Data listing
+ + + +
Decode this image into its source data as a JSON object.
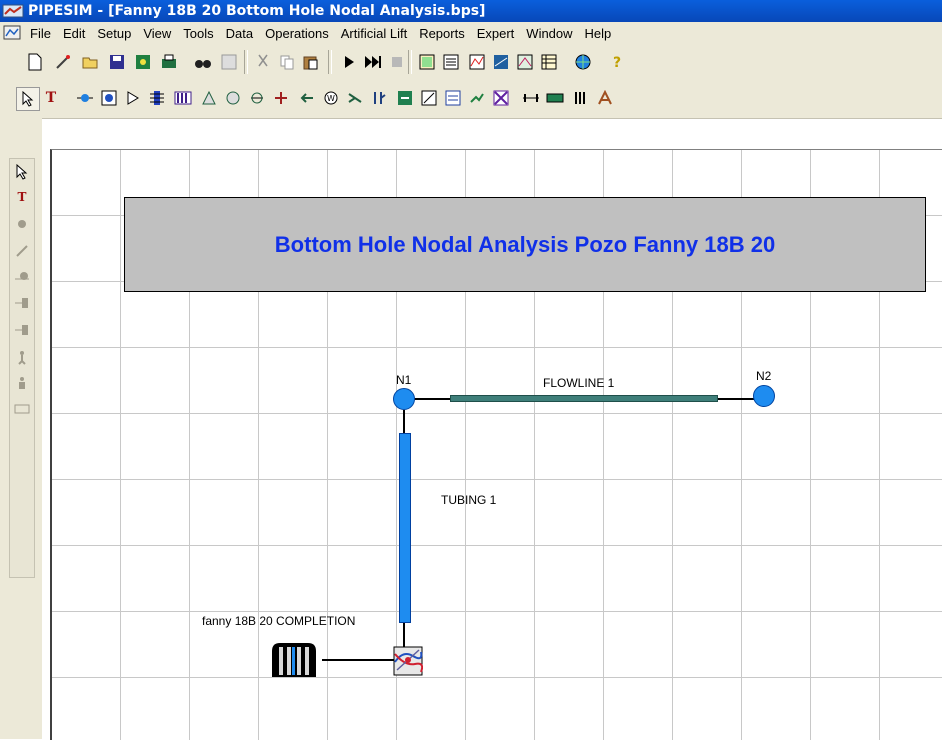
{
  "window": {
    "title": "PIPESIM - [Fanny 18B 20 Bottom Hole Nodal Analysis.bps]"
  },
  "menu": [
    "File",
    "Edit",
    "Setup",
    "View",
    "Tools",
    "Data",
    "Operations",
    "Artificial Lift",
    "Reports",
    "Expert",
    "Window",
    "Help"
  ],
  "canvas": {
    "banner_text": "Bottom Hole Nodal Analysis Pozo Fanny 18B 20",
    "node1_label": "N1",
    "node2_label": "N2",
    "flowline_label": "FLOWLINE 1",
    "tubing_label": "TUBING 1",
    "completion_label": "fanny 18B 20 COMPLETION"
  },
  "colors": {
    "banner_text": "#1030e8",
    "banner_bg": "#c0c0c0",
    "node": "#1e8cf0",
    "flowline": "#3f7f7a",
    "tubing": "#1e8cf0",
    "titlebar": "#0a5fdc"
  }
}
+ + + +
_Required work_: Leave out all pictures, then copy the remaining material exactly.

_Output for this task_:
Decode this image into its source data as a JSON object.
{
  "window": {
    "title": "PIPESIM - [Fanny 18B 20 Bottom Hole Nodal Analysis.bps]"
  },
  "menu": [
    "File",
    "Edit",
    "Setup",
    "View",
    "Tools",
    "Data",
    "Operations",
    "Artificial Lift",
    "Reports",
    "Expert",
    "Window",
    "Help"
  ],
  "canvas": {
    "banner_text": "Bottom Hole Nodal Analysis Pozo Fanny 18B 20",
    "node1_label": "N1",
    "node2_label": "N2",
    "flowline_label": "FLOWLINE 1",
    "tubing_label": "TUBING 1",
    "completion_label": "fanny 18B 20 COMPLETION"
  },
  "colors": {
    "banner_text": "#1030e8",
    "banner_bg": "#c0c0c0",
    "node": "#1e8cf0",
    "flowline": "#3f7f7a",
    "tubing": "#1e8cf0",
    "titlebar": "#0a5fdc"
  }
}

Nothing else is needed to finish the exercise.